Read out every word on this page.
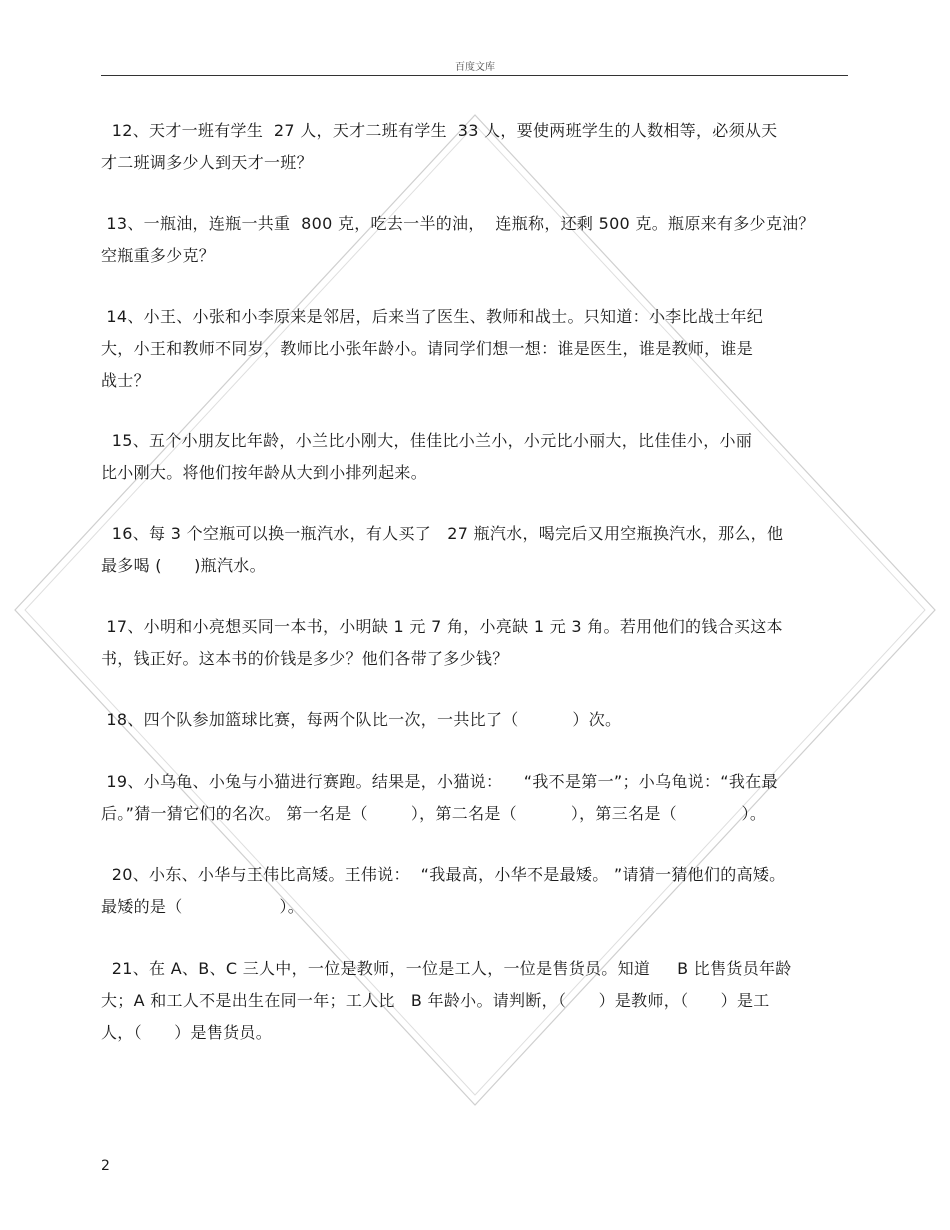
百度文库
12、天才一班有学生  27 人，天才二班有学生  33 人，要使两班学生的人数相等，必须从天
才二班调多少人到天才一班？
13、一瓶油，连瓶一共重  800 克，吃去一半的油，  连瓶称，还剩 500 克。瓶原来有多少克油？
空瓶重多少克？
14、小王、小张和小李原来是邻居，后来当了医生、教师和战士。只知道：小李比战士年纪
大，小王和教师不同岁，教师比小张年龄小。请同学们想一想：谁是医生，谁是教师，谁是
战士？
15、五个小朋友比年龄，小兰比小刚大，佳佳比小兰小，小元比小丽大，比佳佳小，小丽
比小刚大。将他们按年龄从大到小排列起来。
16、每 3 个空瓶可以换一瓶汽水，有人买了   27 瓶汽水，喝完后又用空瓶换汽水，那么，他
最多喝 (      )瓶汽水。
17、小明和小亮想买同一本书，小明缺 1 元 7 角，小亮缺 1 元 3 角。若用他们的钱合买这本
书，钱正好。这本书的价钱是多少？他们各带了多少钱？
18、四个队参加篮球比赛，每两个队比一次，一共比了（          ）次。
19、小乌龟、小兔与小猫进行赛跑。结果是，小猫说：    “我不是第一”；小乌龟说：“我在最
后。”猜一猜它们的名次。 第一名是（        ），第二名是（          ），第三名是（            ）。
20、小东、小华与王伟比高矮。王伟说：  “我最高，小华不是最矮。 ”请猜一猜他们的高矮。
最矮的是（                  ）。
21、在 A、B、C 三人中，一位是教师，一位是工人，一位是售货员。知道     B 比售货员年龄
大；A 和工人不是出生在同一年；工人比   B 年龄小。请判断，（      ）是教师，（      ）是工
人，（      ）是售货员。
2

+-------+

Leave out the pictures and return every record word for word.

Read out every word on this page.
百度文库
12、天才一班有学生  27 人，天才二班有学生  33 人，要使两班学生的人数相等，必须从天
才二班调多少人到天才一班？
13、一瓶油，连瓶一共重  800 克，吃去一半的油，  连瓶称，还剩 500 克。瓶原来有多少克油？
空瓶重多少克？
14、小王、小张和小李原来是邻居，后来当了医生、教师和战士。只知道：小李比战士年纪
大，小王和教师不同岁，教师比小张年龄小。请同学们想一想：谁是医生，谁是教师，谁是
战士？
15、五个小朋友比年龄，小兰比小刚大，佳佳比小兰小，小元比小丽大，比佳佳小，小丽
比小刚大。将他们按年龄从大到小排列起来。
16、每 3 个空瓶可以换一瓶汽水，有人买了   27 瓶汽水，喝完后又用空瓶换汽水，那么，他
最多喝 (      )瓶汽水。
17、小明和小亮想买同一本书，小明缺 1 元 7 角，小亮缺 1 元 3 角。若用他们的钱合买这本
书，钱正好。这本书的价钱是多少？他们各带了多少钱？
18、四个队参加篮球比赛，每两个队比一次，一共比了（          ）次。
19、小乌龟、小兔与小猫进行赛跑。结果是，小猫说：    “我不是第一”；小乌龟说：“我在最
后。”猜一猜它们的名次。 第一名是（        ），第二名是（          ），第三名是（            ）。
20、小东、小华与王伟比高矮。王伟说：  “我最高，小华不是最矮。 ”请猜一猜他们的高矮。
最矮的是（                  ）。
21、在 A、B、C 三人中，一位是教师，一位是工人，一位是售货员。知道     B 比售货员年龄
大；A 和工人不是出生在同一年；工人比   B 年龄小。请判断，（      ）是教师，（      ）是工
人，（      ）是售货员。
2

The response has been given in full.